Where a line holds the word "level", copy that line.

:: Dataset excerpts ::

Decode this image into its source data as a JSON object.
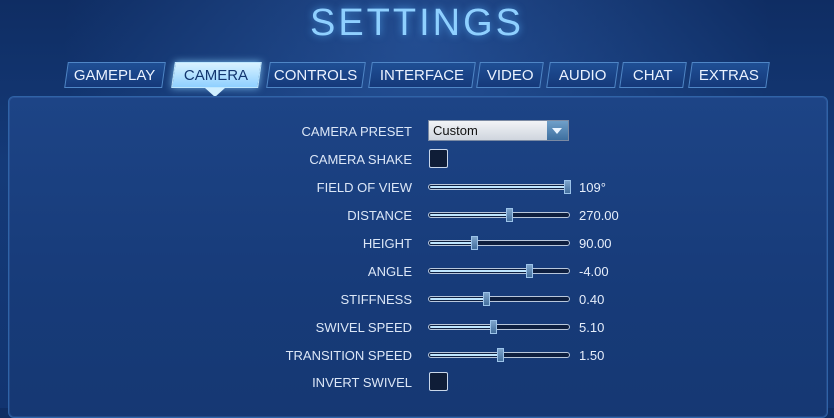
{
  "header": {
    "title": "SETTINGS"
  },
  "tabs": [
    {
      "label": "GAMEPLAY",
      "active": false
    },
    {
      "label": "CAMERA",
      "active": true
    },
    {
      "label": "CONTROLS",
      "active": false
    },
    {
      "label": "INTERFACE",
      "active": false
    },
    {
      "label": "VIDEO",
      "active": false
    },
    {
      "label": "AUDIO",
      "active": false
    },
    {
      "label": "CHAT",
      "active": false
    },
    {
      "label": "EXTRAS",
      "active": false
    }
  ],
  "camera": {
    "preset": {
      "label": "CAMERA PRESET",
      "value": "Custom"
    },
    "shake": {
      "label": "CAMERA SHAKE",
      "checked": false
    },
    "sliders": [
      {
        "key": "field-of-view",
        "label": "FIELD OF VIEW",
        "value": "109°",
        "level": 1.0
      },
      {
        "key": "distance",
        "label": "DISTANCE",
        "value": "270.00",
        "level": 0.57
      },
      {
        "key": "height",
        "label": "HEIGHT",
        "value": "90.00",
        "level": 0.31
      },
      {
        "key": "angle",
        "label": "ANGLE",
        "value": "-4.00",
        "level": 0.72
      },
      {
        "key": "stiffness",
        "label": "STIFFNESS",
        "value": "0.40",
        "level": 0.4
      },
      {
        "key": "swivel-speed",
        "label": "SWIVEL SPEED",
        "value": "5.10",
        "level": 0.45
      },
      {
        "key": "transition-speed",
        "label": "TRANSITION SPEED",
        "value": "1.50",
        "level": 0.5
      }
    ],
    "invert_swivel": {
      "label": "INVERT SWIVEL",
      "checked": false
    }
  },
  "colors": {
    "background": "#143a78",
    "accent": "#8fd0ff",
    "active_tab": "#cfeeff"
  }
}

:::

* [Complete answer]
        "level": 1.0
        "level": 0.57
        "level": 0.31
        "level": 0.72
        "level": 0.4
        "level": 0.45
        "level": 0.5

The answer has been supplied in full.